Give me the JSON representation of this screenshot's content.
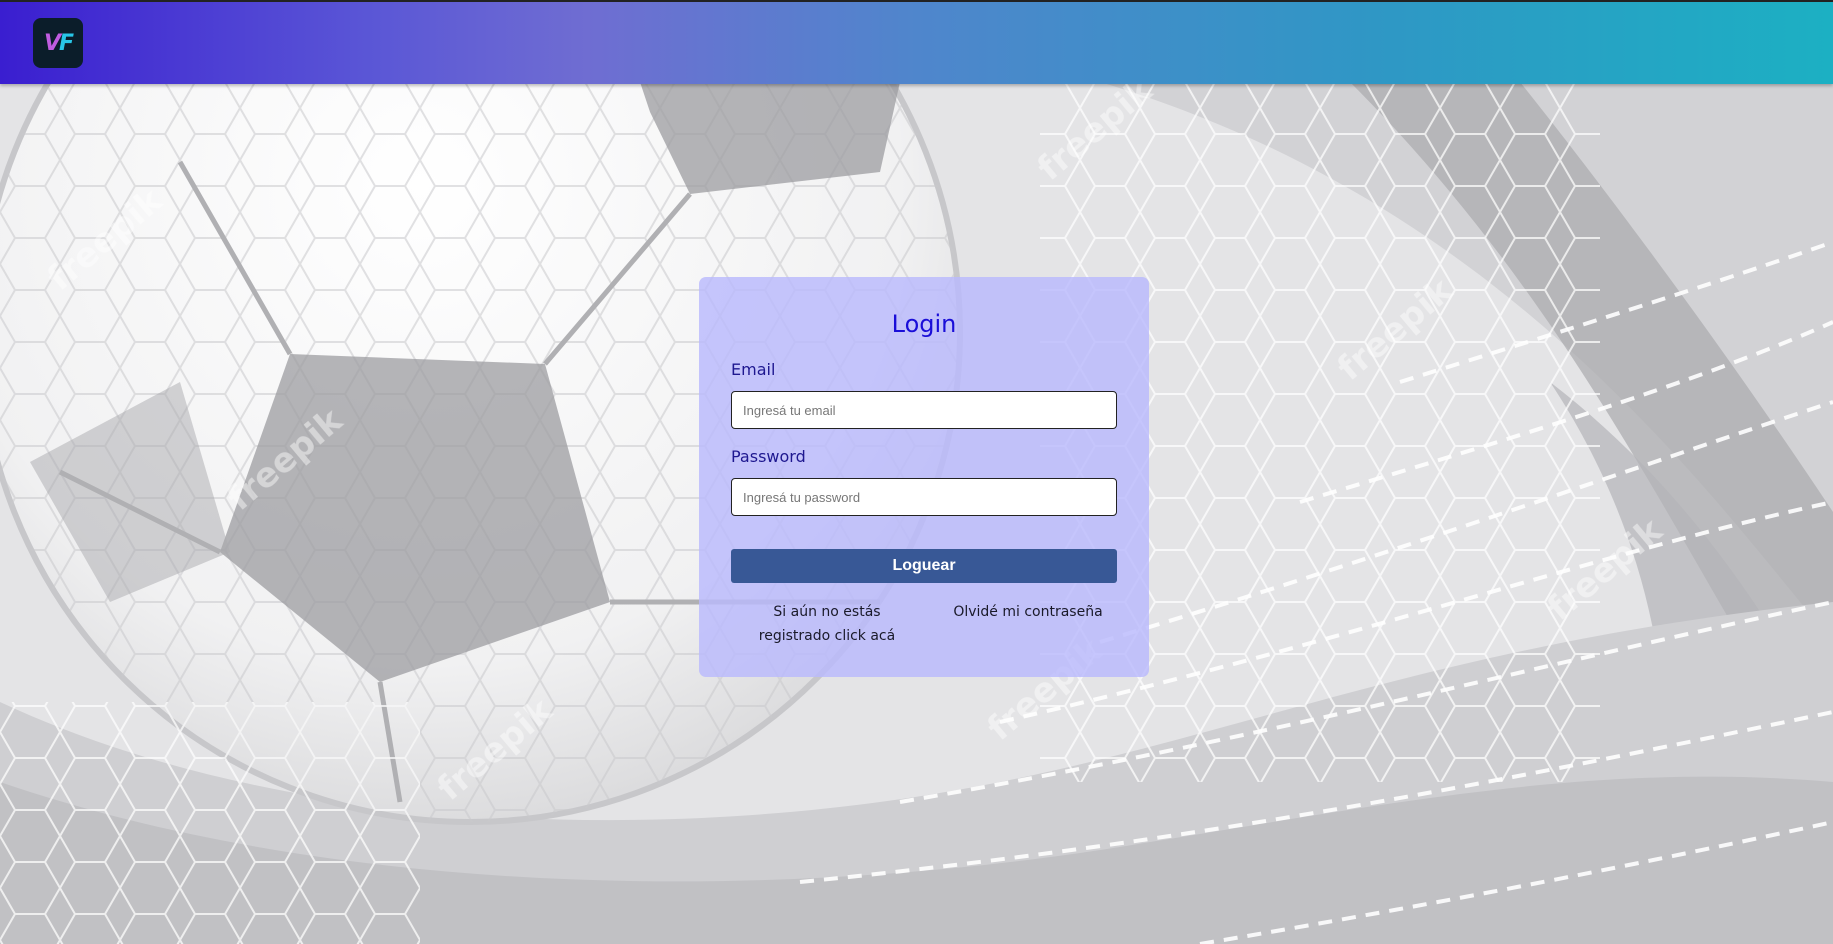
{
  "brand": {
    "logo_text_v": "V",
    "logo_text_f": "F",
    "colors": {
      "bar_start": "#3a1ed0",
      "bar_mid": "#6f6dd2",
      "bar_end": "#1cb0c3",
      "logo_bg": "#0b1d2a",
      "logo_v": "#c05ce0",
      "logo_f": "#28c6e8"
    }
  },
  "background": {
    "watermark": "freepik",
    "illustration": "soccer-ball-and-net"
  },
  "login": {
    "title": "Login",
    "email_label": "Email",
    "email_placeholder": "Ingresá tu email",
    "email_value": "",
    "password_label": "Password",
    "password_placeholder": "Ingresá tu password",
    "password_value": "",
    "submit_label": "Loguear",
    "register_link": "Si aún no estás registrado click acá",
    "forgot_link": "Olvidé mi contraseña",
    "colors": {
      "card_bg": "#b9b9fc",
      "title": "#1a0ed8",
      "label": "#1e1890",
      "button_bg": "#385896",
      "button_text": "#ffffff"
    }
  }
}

========

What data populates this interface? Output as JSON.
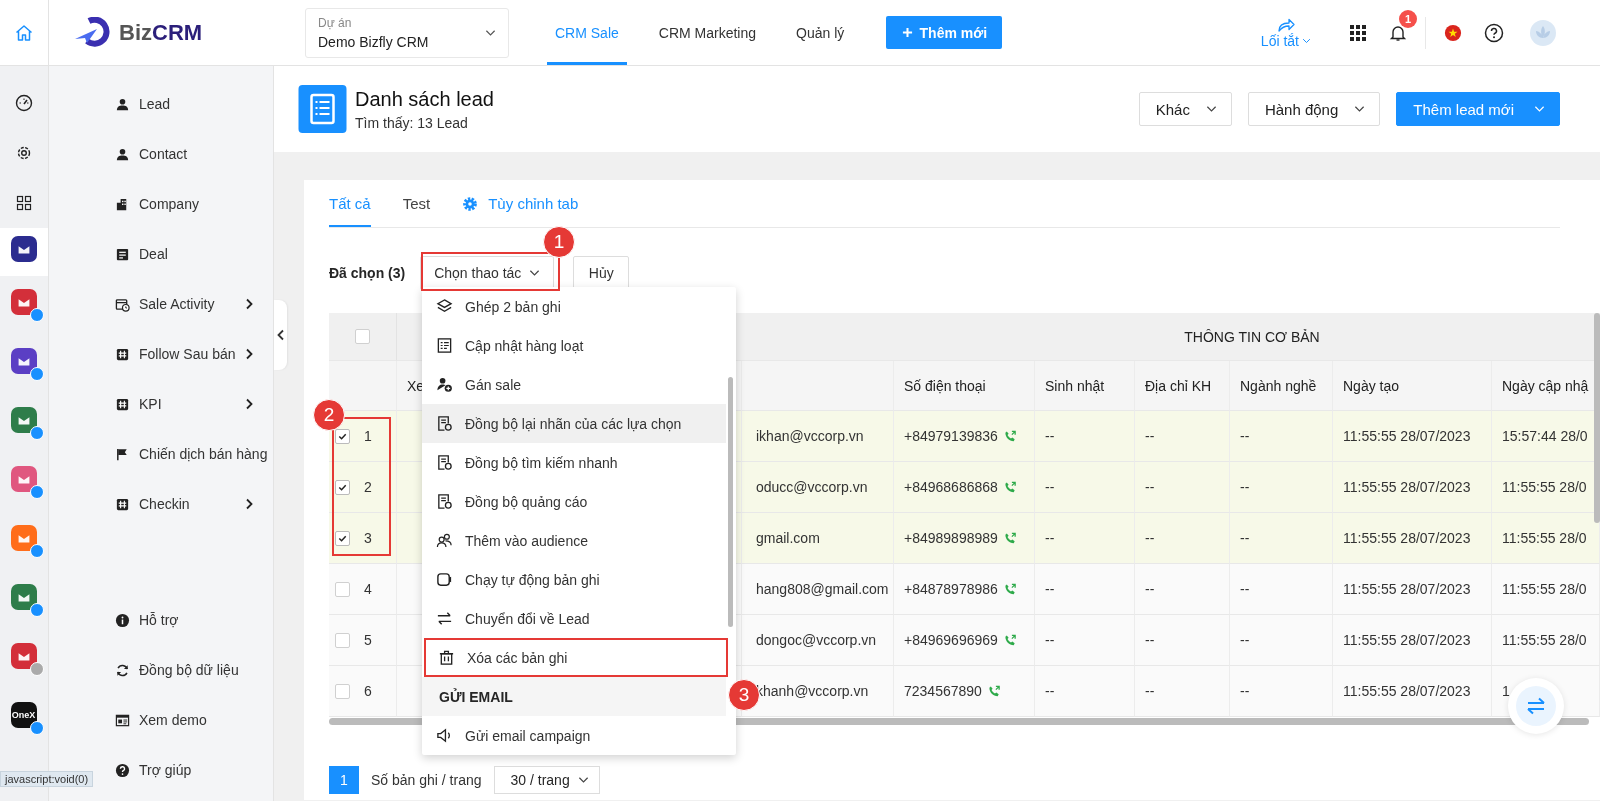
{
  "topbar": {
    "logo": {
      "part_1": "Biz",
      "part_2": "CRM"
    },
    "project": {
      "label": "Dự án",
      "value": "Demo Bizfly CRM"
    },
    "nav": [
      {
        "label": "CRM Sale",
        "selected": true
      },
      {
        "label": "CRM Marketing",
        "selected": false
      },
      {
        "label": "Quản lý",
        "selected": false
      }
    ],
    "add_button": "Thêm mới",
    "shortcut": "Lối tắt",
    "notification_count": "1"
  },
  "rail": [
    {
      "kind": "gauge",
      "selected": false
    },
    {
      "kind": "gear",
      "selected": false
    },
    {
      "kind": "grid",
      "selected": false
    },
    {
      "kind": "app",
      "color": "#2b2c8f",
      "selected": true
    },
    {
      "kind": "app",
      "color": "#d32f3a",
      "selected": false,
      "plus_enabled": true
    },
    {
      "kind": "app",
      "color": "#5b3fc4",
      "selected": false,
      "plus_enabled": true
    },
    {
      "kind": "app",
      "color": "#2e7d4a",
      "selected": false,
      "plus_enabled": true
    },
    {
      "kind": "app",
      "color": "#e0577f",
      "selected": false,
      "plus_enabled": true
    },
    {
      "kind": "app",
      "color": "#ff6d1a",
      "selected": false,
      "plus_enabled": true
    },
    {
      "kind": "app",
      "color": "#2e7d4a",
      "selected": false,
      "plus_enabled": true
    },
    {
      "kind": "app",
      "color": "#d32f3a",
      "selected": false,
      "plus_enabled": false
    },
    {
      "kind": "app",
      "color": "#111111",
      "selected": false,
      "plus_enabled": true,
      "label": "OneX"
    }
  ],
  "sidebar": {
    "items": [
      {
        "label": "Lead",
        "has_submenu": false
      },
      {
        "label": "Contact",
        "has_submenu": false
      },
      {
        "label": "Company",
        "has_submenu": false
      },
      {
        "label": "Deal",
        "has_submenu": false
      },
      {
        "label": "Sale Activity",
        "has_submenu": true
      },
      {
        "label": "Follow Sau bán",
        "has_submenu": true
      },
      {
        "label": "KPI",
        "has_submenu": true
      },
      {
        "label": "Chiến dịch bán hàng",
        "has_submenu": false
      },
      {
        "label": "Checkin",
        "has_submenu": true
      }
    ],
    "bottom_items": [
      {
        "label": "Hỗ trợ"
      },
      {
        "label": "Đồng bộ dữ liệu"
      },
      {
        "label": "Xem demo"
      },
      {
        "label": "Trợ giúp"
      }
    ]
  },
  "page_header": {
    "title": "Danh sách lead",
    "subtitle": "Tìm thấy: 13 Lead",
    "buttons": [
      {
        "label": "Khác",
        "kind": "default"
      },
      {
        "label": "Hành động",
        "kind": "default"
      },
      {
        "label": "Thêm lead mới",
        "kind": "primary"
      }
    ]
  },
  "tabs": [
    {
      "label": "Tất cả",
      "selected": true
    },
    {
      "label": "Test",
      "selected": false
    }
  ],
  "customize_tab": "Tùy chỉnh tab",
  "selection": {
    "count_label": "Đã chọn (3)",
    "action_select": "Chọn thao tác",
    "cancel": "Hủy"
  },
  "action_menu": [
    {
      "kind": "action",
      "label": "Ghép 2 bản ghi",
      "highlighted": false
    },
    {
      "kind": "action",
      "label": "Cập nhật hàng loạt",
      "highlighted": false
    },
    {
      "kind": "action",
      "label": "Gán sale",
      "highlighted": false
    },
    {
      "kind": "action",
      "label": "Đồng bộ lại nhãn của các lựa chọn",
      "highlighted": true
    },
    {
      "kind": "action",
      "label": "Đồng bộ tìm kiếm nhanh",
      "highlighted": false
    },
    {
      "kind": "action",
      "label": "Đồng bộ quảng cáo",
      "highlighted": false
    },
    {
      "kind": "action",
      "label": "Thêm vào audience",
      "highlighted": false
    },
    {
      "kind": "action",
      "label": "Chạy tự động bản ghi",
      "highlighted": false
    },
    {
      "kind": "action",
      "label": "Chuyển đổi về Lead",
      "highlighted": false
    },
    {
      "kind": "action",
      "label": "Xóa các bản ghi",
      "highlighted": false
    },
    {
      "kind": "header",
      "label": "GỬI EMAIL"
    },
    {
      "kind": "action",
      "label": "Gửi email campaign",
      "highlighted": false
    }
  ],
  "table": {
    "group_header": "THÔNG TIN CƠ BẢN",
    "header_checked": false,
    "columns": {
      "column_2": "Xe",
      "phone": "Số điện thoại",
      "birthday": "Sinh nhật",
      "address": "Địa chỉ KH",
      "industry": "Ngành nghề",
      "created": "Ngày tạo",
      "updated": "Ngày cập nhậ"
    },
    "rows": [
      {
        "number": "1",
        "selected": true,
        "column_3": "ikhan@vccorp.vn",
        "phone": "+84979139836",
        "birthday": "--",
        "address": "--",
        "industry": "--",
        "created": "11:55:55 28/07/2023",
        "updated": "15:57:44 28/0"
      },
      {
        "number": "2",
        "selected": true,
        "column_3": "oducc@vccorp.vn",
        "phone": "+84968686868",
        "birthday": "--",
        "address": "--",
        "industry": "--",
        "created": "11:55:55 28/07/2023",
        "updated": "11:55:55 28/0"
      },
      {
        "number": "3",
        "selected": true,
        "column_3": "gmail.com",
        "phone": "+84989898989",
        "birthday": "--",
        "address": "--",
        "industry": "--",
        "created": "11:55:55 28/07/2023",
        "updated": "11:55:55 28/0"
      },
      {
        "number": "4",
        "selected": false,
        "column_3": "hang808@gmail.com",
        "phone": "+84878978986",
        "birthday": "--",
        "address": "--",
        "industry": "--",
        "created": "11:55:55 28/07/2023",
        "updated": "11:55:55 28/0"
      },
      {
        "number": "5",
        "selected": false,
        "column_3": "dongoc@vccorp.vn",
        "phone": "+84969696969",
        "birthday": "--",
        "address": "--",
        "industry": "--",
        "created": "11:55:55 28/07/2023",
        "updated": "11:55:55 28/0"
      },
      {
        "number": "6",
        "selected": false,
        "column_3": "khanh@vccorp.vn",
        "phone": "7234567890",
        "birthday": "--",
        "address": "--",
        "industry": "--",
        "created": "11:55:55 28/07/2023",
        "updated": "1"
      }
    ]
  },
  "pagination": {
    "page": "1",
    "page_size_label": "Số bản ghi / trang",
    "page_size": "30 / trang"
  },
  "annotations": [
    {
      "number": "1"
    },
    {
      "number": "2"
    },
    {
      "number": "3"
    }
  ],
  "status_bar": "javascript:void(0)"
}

========

Stated problem.
In the listing above, find the lines holding the word "Ingresá" and copy them.

Reply to the task.
    "email_placeholder": "Ingresá tu email",
    "password_placeholder": "Ingresá tu password",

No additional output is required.